Set down each entry from the block beneath, exactly as written.

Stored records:
* * * * * * * * *

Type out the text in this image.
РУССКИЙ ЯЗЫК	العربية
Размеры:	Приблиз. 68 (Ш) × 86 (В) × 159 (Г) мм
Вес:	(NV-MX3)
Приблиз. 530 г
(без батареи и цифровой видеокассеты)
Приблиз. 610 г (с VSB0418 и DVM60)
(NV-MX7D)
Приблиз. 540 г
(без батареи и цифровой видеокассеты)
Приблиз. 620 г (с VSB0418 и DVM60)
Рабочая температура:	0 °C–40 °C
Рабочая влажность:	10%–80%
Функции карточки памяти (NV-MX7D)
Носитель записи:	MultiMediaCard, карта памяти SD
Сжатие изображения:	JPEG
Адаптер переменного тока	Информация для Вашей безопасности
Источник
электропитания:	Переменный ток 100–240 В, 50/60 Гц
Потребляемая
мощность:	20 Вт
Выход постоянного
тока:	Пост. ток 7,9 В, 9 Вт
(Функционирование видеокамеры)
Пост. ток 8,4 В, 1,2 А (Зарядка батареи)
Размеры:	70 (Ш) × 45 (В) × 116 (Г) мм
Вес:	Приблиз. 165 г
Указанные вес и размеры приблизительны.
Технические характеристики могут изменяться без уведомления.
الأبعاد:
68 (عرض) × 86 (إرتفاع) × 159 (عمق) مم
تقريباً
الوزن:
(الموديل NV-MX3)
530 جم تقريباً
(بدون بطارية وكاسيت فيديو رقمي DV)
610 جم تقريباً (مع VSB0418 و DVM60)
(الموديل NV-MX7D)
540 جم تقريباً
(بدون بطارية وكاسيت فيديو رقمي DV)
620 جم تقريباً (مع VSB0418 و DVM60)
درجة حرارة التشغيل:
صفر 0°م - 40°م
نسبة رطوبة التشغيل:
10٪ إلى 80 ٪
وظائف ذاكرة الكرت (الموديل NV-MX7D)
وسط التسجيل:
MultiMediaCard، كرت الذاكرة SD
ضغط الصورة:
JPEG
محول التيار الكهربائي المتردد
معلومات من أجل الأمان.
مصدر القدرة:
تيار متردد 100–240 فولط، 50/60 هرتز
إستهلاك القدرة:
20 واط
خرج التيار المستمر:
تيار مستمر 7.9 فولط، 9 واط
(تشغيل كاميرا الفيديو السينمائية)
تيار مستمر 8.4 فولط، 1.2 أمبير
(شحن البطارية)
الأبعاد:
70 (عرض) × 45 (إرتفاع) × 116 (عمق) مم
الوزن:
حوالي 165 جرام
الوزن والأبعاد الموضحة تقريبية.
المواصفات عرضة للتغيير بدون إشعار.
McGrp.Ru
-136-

* * * * * * * * *

WORKED ANSWER:
Type out the text in this image.
РУССКИЙ ЯЗЫК	العربية
Размеры:	Приблиз. 68 (Ш) × 86 (В) × 159 (Г) мм
Вес:	(NV-MX3)
Приблиз. 530 г
(без батареи и цифровой видеокассеты)
Приблиз. 610 г (с VSB0418 и DVM60)
(NV-MX7D)
Приблиз. 540 г
(без батареи и цифровой видеокассеты)
Приблиз. 620 г (с VSB0418 и DVM60)
Рабочая температура:	0 °C–40 °C
Рабочая влажность:	10%–80%
Функции карточки памяти (NV-MX7D)
Носитель записи:	MultiMediaCard, карта памяти SD
Сжатие изображения:	JPEG
Адаптер переменного тока	Информация для Вашей безопасности
Источник
электропитания:	Переменный ток 100–240 В, 50/60 Гц
Потребляемая
мощность:	20 Вт
Выход постоянного
тока:	Пост. ток 7,9 В, 9 Вт
(Функционирование видеокамеры)
Пост. ток 8,4 В, 1,2 А (Зарядка батареи)
Размеры:	70 (Ш) × 45 (В) × 116 (Г) мм
Вес:	Приблиз. 165 г
Указанные вес и размеры приблизительны.
Технические характеристики могут изменяться без уведомления.
الأبعاد:
68 (عرض) × 86 (إرتفاع) × 159 (عمق) مم
تقريباً
الوزن:
(الموديل NV-MX3)
530 جم تقريباً
(بدون بطارية وكاسيت فيديو رقمي DV)
610 جم تقريباً (مع VSB0418 و DVM60)
(الموديل NV-MX7D)
540 جم تقريباً
(بدون بطارية وكاسيت فيديو رقمي DV)
620 جم تقريباً (مع VSB0418 و DVM60)
درجة حرارة التشغيل:
صفر 0°م - 40°م
نسبة رطوبة التشغيل:
10٪ إلى 80 ٪
وظائف ذاكرة الكرت (الموديل NV-MX7D)
وسط التسجيل:
MultiMediaCard، كرت الذاكرة SD
ضغط الصورة:
JPEG
محول التيار الكهربائي المتردد
معلومات من أجل الأمان.
مصدر القدرة:
تيار متردد 100–240 فولط، 50/60 هرتز
إستهلاك القدرة:
20 واط
خرج التيار المستمر:
تيار مستمر 7.9 فولط، 9 واط
(تشغيل كاميرا الفيديو السينمائية)
تيار مستمر 8.4 فولط، 1.2 أمبير
(شحن البطارية)
الأبعاد:
70 (عرض) × 45 (إرتفاع) × 116 (عمق) مم
الوزن:
حوالي 165 جرام
الوزن والأبعاد الموضحة تقريبية.
المواصفات عرضة للتغيير بدون إشعار.
McGrp.Ru
-136-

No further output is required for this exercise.